Çözülecek Problemler:
1) Seçilmiş metindeki "Velhasılı olabildiğince demokratik bir seçim oldu." cümlesini İngilizceye çevirin.
2) OSB seçimleri yazısında seçim sırasında "birileri" öznesiyle anlatılan davranışların hepsini sıralayın.
3) Seçilmiş metne göre her iki aday hangi giderlerin azaltılmasını taahhüt etti?

Seçilmiş Metin:
+++

7 Şubat 2011 Pazartesi

Kazanan OSB, kaybeden personel oldu...

BTSO OSB seçimleri kazasız belasız atlatıldı. Listeler delindi, karma liste oluştu, birileri ispat için karşı oy pusulasını ağabeylerine gösterdi, birileri cebine konan pusulayı sandığa attı, birileri birilerini çizdi, birileri birilerini yazdı, birileri mesaj aldı, birileri kazandı…


Ama tek bir kaybeden oldu…

O da her iki adayın da giderleri yükselttikleri gerekçesiyle hedefi olan OSB personeli… Her iki aday da üyelere sosyal tesis sözü verirken, personel giderlerinin azaltılması taahhüdünde de bulundu. Herkes dayısının eteğine koştu… Bu kaos ortamında ben de köfte, pilav, salata üçlüsünde teselli arayarak, üzerine bir de limonlu Kınık maden suyu içtim. Bu arada kapalı alanlarda uygulanan sigara yasağı da seçim stresi nedeniyle delindi… Bir baskında devletin dış borcu kapatılırdı… Olmadı…

Velhasılı olabildiğince demokratik bir seçim oldu.

+++

Veri Kesiti:
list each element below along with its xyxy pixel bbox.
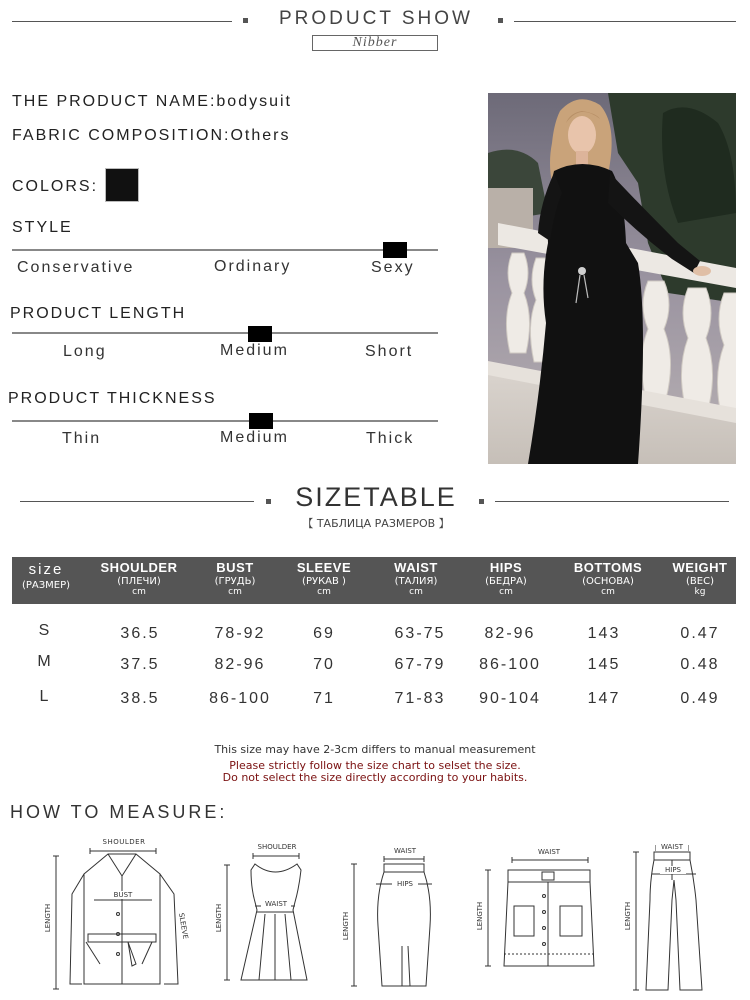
shorts-diagram	[478, 846, 603, 976]
fabric-label: FABRIC COMPOSITION:	[12, 127, 231, 144]
pants-waist-label: WAIST	[656, 843, 688, 851]
col-size-en: size	[28, 561, 64, 578]
thickness-scale-marker	[249, 413, 273, 429]
table-cell: 143	[587, 625, 621, 642]
length-label-short: Short	[365, 343, 414, 360]
col-weight-en: WEIGHT	[672, 560, 728, 575]
col-hips	[466, 557, 546, 604]
col-sleeve-unit: cm	[317, 587, 331, 597]
col-waist	[376, 557, 456, 604]
length-scale-marker	[248, 326, 272, 342]
header-dot-right	[498, 18, 503, 23]
table-cell: 86-100	[209, 690, 271, 707]
habit-warning: Do not select the size directly according to your habits.	[222, 771, 528, 784]
length-title: PRODUCT LENGTH	[10, 305, 187, 322]
col-weight-ru: (ВЕС)	[686, 576, 714, 587]
product-photo	[488, 93, 736, 464]
col-sleeve-ru: (РУКАВ )	[302, 576, 346, 587]
table-cell: L	[39, 688, 51, 705]
size-table-header	[12, 557, 736, 604]
col-bust-ru: (ГРУДЬ)	[214, 576, 256, 587]
style-scale-line	[12, 249, 438, 251]
col-hips-en: HIPS	[489, 560, 523, 575]
page-title: PRODUCT SHOW	[279, 8, 473, 29]
thickness-label-medium: Medium	[220, 429, 289, 446]
skirt-waist-label: WAIST	[393, 847, 417, 855]
col-bust-unit: cm	[228, 587, 242, 597]
skirt-hips-label: HIPS	[392, 880, 418, 888]
how-to-measure-title: HOW TO MEASURE:	[10, 802, 228, 822]
length-label-long: Long	[63, 343, 107, 360]
table-cell: 145	[587, 656, 621, 673]
thickness-title: PRODUCT THICKNESS	[8, 390, 217, 407]
table-cell: 67-79	[394, 656, 446, 673]
sizetable-rule-right	[495, 501, 729, 502]
fabric-row	[12, 127, 290, 145]
style-scale-marker	[383, 242, 407, 258]
pants-diagram	[624, 840, 736, 995]
jacket-shoulder-label: SHOULDER	[102, 838, 146, 846]
sizetable-dot-left	[266, 499, 271, 504]
style-label-sexy: Sexy	[371, 259, 415, 276]
dress-waist-label: WAIST	[261, 900, 291, 908]
measurement-note: This size may have 2-3cm differs to manual measurement	[214, 743, 536, 756]
skirt-diagram	[340, 846, 450, 994]
col-weight	[664, 557, 736, 604]
thickness-scale-line	[12, 420, 438, 422]
dress-length-label: LENGTH	[215, 903, 224, 933]
sizetable-rule-left	[20, 501, 254, 502]
col-sleeve-en: SLEEVE	[296, 560, 352, 575]
jacket-length-label: LENGTH	[44, 903, 53, 933]
col-waist-ru: (ТАЛИЯ)	[394, 576, 438, 587]
sizetable-title: SIZETABLE	[295, 482, 457, 512]
jacket-bust-label: BUST	[108, 891, 138, 899]
col-waist-en: WAIST	[394, 560, 438, 575]
pants-length-label: LENGTH	[624, 901, 633, 931]
product-name-label: THE PRODUCT NAME:	[12, 93, 217, 110]
table-cell: 70	[313, 656, 335, 673]
table-cell: 37.5	[120, 656, 160, 673]
brand-name: Nibber	[312, 35, 438, 51]
style-title: STYLE	[12, 219, 73, 236]
table-cell: 63-75	[394, 625, 446, 642]
product-name-row	[12, 93, 292, 111]
table-cell: 147	[587, 690, 621, 707]
length-scale-line	[12, 332, 438, 334]
col-hips-unit: cm	[499, 587, 513, 597]
fabric-value: Others	[230, 127, 291, 144]
col-bust	[195, 557, 275, 604]
table-cell: 0.49	[680, 690, 720, 707]
header-rule-left	[12, 21, 232, 22]
header-rule-right	[514, 21, 736, 22]
col-size-ru: (РАЗМЕР)	[21, 580, 71, 591]
table-cell: 36.5	[120, 625, 160, 642]
sizetable-dot-right	[479, 499, 484, 504]
table-cell: 71-83	[394, 690, 446, 707]
skirt-length-label: LENGTH	[342, 911, 351, 941]
col-bottoms	[564, 557, 652, 604]
size-chart-warning: Please strictly follow the size chart to selset the size.	[229, 759, 521, 772]
table-cell: 38.5	[120, 690, 160, 707]
col-bottoms-unit: cm	[601, 587, 615, 597]
table-cell: 0.48	[680, 656, 720, 673]
table-cell: 0.47	[680, 625, 720, 642]
col-bust-en: BUST	[216, 560, 254, 575]
col-hips-ru: (БЕДРА)	[485, 576, 527, 587]
pants-hips-label: HIPS	[660, 866, 686, 874]
table-cell: 71	[313, 690, 335, 707]
colors-label: COLORS:	[12, 178, 99, 195]
col-shoulder-ru: (ПЛЕЧИ)	[117, 576, 161, 587]
style-label-ordinary: Ordinary	[214, 258, 292, 275]
table-cell: 82-96	[214, 656, 266, 673]
jacket-diagram	[44, 834, 198, 994]
thickness-label-thin: Thin	[62, 430, 102, 447]
table-cell: 90-104	[479, 690, 541, 707]
thickness-label-thick: Thick	[366, 430, 415, 447]
col-size	[12, 557, 80, 604]
dress-diagram	[215, 840, 320, 990]
shorts-waist-label: WAIST	[537, 848, 561, 856]
table-cell: M	[37, 653, 53, 670]
header-dot-left	[243, 18, 248, 23]
length-label-medium: Medium	[220, 342, 289, 359]
col-waist-unit: cm	[409, 587, 423, 597]
jacket-sleeve-label: SLEEVE	[176, 912, 190, 940]
shorts-length-label: LENGTH	[476, 901, 485, 931]
col-shoulder-unit: cm	[132, 587, 146, 597]
col-shoulder-en: SHOULDER	[100, 560, 178, 575]
sizetable-subtitle: 【 ТАБЛИЦА РАЗМЕРОВ 】	[302, 517, 450, 530]
col-bottoms-ru: (ОСНОВА)	[582, 576, 634, 587]
dress-shoulder-label: SHOULDER	[257, 843, 297, 851]
table-cell: 69	[313, 625, 335, 642]
color-swatch-black	[105, 168, 139, 202]
col-weight-unit: kg	[694, 587, 706, 597]
col-bottoms-en: BOTTOMS	[573, 560, 643, 575]
product-name-value: bodysuit	[216, 93, 292, 110]
col-sleeve	[284, 557, 364, 604]
table-cell: 82-96	[484, 625, 536, 642]
table-cell: S	[38, 622, 52, 639]
style-label-conservative: Conservative	[17, 259, 135, 276]
table-cell: 78-92	[214, 625, 266, 642]
table-cell: 86-100	[479, 656, 541, 673]
col-shoulder	[90, 557, 188, 604]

+++

Görev Yanıtları:
1) In short, it was as democratic an election as it could be.

2)
- İspat için karşı oy pusulasını ağabeylerine gösterdi.
- Cebine konan pusulayı sandığa attı.
- Birilerini çizdi.
- Birilerini yazdı.
- Mesaj aldı.
- Kazandı.

3) Personel giderlerinin azaltılmasını taahhüt etti.